Collected data
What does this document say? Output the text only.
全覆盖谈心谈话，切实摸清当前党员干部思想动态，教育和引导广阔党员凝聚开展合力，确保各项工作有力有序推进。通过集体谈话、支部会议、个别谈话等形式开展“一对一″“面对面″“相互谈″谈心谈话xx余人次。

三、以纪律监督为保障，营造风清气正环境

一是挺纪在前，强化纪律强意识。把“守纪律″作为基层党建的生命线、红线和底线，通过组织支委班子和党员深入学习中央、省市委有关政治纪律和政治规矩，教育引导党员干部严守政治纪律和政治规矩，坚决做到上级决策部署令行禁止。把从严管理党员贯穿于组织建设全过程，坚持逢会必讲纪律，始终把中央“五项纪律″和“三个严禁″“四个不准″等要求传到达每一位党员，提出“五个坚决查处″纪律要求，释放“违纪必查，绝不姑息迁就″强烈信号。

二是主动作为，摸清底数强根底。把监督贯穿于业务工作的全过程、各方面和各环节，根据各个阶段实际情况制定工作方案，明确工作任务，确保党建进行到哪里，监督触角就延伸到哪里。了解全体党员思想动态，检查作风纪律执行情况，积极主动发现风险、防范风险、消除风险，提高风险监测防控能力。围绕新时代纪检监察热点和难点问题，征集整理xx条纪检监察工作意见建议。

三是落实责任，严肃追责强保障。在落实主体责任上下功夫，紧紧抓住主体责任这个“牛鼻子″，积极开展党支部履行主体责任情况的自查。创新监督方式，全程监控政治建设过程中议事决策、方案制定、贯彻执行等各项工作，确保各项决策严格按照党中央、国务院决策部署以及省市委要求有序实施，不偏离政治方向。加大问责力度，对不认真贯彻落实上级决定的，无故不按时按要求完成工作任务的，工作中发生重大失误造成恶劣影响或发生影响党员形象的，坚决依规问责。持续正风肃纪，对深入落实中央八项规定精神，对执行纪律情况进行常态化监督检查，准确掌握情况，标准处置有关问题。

WHAT YOU HAVE TO DO: Retype the listing exactly, in full.

ANSWER FOR THIS EXERCISE:
What does this document say? Output the text only.
全覆盖谈心谈话，切实摸清当前党员干部思想动态，教育和引导广阔党员凝聚开展合力，确保各项工作有力有序推进。通过集体谈话、支部会议、个别谈话等形式开展“一对一″“面对面″“相互谈″谈心谈话xx余人次。

三、以纪律监督为保障，营造风清气正环境

一是挺纪在前，强化纪律强意识。把“守纪律″作为基层党建的生命线、红线和底线，通过组织支委班子和党员深入学习中央、省市委有关政治纪律和政治规矩，教育引导党员干部严守政治纪律和政治规矩，坚决做到上级决策部署令行禁止。把从严管理党员贯穿于组织建设全过程，坚持逢会必讲纪律，始终把中央“五项纪律″和“三个严禁″“四个不准″等要求传到达每一位党员，提出“五个坚决查处″纪律要求，释放“违纪必查，绝不姑息迁就″强烈信号。

二是主动作为，摸清底数强根底。把监督贯穿于业务工作的全过程、各方面和各环节，根据各个阶段实际情况制定工作方案，明确工作任务，确保党建进行到哪里，监督触角就延伸到哪里。了解全体党员思想动态，检查作风纪律执行情况，积极主动发现风险、防范风险、消除风险，提高风险监测防控能力。围绕新时代纪检监察热点和难点问题，征集整理xx条纪检监察工作意见建议。

三是落实责任，严肃追责强保障。在落实主体责任上下功夫，紧紧抓住主体责任这个“牛鼻子″，积极开展党支部履行主体责任情况的自查。创新监督方式，全程监控政治建设过程中议事决策、方案制定、贯彻执行等各项工作，确保各项决策严格按照党中央、国务院决策部署以及省市委要求有序实施，不偏离政治方向。加大问责力度，对不认真贯彻落实上级决定的，无故不按时按要求完成工作任务的，工作中发生重大失误造成恶劣影响或发生影响党员形象的，坚决依规问责。持续正风肃纪，对深入落实中央八项规定精神，对执行纪律情况进行常态化监督检查，准确掌握情况，标准处置有关问题。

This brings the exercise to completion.